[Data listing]
-- -- --
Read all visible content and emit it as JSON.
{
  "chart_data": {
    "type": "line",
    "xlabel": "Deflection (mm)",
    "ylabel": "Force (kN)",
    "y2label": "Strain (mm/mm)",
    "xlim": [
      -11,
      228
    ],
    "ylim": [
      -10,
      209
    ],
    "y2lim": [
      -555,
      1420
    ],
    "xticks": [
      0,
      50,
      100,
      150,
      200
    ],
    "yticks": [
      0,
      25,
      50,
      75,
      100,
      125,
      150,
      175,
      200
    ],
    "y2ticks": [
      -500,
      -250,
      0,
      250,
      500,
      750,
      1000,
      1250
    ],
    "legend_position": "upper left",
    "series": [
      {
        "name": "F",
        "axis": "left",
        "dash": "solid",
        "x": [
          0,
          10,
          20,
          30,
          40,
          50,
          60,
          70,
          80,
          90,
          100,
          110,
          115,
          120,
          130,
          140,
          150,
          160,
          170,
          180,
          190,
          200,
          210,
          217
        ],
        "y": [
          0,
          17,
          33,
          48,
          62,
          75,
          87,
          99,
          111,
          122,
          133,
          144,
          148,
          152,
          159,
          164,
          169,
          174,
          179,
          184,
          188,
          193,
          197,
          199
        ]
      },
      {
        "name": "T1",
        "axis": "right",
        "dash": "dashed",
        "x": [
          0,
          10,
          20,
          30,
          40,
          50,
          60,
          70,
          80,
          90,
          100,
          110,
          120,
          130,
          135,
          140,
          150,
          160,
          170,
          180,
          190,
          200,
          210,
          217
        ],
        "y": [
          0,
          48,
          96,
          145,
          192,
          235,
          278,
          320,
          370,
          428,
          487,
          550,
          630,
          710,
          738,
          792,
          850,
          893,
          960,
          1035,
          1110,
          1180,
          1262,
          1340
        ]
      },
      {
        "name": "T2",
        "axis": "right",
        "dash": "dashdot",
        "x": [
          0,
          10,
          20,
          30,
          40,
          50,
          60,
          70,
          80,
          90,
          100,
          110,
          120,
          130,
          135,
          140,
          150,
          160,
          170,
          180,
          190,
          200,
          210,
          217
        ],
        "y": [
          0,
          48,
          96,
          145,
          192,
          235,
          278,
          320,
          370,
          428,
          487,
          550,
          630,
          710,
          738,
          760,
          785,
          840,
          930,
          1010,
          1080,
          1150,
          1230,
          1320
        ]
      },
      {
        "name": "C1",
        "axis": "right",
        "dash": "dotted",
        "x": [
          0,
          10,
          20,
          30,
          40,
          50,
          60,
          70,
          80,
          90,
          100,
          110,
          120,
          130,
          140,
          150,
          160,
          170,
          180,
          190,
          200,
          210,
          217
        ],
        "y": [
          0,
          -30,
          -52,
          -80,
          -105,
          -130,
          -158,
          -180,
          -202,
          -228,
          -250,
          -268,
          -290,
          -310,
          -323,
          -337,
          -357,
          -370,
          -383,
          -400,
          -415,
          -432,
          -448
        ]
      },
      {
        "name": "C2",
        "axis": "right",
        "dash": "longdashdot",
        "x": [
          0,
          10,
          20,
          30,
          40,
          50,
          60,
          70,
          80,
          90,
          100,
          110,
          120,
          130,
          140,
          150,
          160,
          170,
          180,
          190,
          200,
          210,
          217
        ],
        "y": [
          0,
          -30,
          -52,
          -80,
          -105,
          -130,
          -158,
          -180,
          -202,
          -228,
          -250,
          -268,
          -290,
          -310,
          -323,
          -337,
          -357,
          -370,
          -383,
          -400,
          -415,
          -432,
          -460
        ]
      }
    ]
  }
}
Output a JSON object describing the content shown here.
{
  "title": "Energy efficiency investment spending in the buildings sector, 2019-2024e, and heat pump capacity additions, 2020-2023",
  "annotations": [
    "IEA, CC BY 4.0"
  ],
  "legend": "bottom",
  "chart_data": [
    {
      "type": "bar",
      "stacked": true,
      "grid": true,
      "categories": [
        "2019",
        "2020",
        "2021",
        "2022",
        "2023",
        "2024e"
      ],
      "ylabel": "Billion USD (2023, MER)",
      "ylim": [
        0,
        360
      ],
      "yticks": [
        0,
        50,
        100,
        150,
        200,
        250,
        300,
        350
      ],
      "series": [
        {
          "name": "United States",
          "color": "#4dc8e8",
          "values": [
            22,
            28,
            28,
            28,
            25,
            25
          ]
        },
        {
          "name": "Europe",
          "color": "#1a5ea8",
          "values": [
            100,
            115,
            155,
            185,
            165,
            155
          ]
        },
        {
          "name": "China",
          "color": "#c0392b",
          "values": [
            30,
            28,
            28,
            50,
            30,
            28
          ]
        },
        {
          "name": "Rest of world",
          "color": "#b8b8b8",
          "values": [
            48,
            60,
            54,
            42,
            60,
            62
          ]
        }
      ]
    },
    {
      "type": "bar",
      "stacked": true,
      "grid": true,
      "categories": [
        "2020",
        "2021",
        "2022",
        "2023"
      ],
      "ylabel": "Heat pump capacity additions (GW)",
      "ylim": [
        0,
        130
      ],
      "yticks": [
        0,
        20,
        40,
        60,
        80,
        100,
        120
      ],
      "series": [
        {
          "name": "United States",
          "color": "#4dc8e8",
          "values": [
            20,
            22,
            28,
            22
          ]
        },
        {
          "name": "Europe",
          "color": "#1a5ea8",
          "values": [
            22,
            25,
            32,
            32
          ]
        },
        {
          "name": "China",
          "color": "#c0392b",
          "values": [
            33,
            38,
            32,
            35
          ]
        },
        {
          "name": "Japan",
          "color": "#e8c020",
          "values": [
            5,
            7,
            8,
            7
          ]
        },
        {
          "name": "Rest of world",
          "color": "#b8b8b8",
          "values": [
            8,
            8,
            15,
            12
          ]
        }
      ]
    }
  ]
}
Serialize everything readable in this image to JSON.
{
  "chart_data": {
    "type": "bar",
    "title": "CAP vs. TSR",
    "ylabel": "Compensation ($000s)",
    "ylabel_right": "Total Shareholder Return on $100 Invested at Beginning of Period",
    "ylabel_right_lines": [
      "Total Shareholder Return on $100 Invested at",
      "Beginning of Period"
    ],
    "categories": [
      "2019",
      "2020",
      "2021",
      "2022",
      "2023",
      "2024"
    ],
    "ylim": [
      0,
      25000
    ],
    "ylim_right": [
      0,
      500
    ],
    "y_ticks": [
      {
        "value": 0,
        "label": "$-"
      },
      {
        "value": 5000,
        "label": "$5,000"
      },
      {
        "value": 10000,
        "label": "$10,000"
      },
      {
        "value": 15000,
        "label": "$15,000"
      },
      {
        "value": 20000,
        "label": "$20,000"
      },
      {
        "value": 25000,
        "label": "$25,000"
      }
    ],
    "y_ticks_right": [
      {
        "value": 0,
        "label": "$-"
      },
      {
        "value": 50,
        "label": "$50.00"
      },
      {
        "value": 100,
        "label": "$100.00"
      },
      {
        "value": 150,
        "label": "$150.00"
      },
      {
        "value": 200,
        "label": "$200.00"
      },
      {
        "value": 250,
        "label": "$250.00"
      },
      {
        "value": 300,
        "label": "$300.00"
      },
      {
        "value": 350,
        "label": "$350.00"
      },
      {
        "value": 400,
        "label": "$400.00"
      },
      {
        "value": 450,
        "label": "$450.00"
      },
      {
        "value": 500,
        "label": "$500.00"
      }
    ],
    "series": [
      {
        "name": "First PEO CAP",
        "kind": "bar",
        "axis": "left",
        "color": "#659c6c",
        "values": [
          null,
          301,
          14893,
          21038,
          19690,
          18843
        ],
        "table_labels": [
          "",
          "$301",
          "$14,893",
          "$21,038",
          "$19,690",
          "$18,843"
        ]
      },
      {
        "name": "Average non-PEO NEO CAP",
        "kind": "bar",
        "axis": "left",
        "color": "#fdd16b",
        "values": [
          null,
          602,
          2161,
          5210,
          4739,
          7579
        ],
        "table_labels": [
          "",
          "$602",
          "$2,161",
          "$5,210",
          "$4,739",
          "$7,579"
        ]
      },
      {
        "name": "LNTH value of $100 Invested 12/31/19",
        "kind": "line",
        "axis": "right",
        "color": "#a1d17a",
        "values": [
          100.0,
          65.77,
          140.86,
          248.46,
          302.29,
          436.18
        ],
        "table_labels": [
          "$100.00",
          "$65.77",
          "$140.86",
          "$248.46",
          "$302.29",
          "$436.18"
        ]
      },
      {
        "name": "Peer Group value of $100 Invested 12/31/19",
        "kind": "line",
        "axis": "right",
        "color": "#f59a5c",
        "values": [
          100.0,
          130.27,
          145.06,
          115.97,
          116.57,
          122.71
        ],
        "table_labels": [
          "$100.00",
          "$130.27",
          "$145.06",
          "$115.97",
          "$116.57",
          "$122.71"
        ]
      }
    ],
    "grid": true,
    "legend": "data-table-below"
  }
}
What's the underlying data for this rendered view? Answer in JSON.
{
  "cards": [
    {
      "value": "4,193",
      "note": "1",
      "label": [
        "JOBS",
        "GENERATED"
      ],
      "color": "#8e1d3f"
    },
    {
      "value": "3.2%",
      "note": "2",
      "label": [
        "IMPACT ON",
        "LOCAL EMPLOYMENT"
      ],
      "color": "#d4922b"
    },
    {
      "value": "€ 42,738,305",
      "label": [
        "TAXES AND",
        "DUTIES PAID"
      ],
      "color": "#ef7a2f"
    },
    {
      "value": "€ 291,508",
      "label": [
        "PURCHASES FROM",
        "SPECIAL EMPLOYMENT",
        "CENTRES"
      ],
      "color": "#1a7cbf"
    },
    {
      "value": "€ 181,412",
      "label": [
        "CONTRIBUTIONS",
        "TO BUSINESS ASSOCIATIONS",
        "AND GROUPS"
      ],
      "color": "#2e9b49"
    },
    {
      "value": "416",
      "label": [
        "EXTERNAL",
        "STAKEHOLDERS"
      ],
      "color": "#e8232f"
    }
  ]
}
-- -- --
• _WHAT THE EXERCISE ASKS_:
Pick out the lines containing the word "title" and show them.

• _OUTPUT_:
  "title": "Energy efficiency investment spending in the buildings sector, 2019-2024e, and heat pump capacity additions, 2020-2023",
    "title": "CAP vs. TSR",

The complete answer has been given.